TASK OBJECTIVE:
Copy every line of the records below where the word "CANYON" occurs.

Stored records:
┄┄┄┄┄┄┄┄┄┄┄┄┄┄┄┄┄┄┄┄

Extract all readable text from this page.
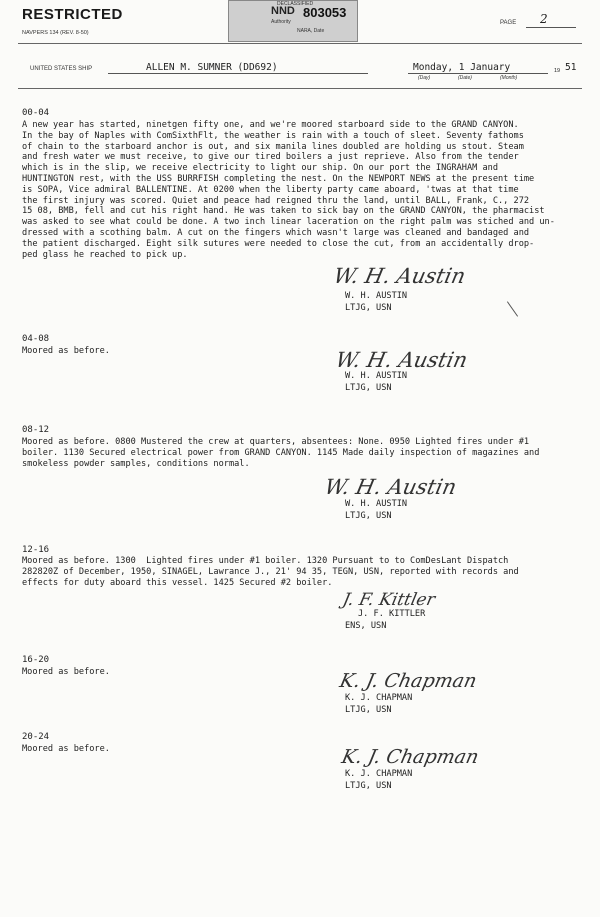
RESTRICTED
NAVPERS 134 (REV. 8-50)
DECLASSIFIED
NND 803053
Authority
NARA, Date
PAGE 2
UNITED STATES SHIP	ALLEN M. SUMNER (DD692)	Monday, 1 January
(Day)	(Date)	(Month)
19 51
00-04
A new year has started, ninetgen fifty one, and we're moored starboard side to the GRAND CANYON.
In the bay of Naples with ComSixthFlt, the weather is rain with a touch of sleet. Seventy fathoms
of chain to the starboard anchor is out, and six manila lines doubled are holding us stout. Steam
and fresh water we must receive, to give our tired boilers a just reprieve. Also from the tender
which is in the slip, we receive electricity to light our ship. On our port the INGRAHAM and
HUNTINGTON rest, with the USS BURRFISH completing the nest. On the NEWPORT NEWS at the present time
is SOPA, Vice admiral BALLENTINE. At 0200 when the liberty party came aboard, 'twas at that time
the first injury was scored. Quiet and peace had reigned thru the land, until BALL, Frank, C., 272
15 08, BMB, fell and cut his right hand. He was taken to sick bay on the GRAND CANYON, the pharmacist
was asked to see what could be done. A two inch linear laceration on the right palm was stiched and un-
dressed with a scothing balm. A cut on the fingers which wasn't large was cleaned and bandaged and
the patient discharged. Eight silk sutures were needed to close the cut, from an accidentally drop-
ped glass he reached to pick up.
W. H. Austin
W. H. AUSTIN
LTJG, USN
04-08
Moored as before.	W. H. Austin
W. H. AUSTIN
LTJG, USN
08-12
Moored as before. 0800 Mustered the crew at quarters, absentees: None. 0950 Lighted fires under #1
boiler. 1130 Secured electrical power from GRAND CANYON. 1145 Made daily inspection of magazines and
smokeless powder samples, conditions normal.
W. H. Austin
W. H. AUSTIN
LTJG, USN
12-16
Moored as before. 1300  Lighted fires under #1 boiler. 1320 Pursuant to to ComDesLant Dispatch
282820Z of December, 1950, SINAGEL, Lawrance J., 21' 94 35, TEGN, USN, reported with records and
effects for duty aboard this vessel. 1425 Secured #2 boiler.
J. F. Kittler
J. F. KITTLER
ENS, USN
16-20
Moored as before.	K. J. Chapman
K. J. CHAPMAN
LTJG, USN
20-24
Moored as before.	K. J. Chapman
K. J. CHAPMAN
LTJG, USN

┄┄┄┄┄┄┄┄┄┄┄┄┄┄┄┄┄┄┄┄

CORRECT ANSWER:
A new year has started, ninetgen fifty one, and we're moored starboard side to the GRAND CANYON.
15 08, BMB, fell and cut his right hand. He was taken to sick bay on the GRAND CANYON, the pharmacist
boiler. 1130 Secured electrical power from GRAND CANYON. 1145 Made daily inspection of magazines and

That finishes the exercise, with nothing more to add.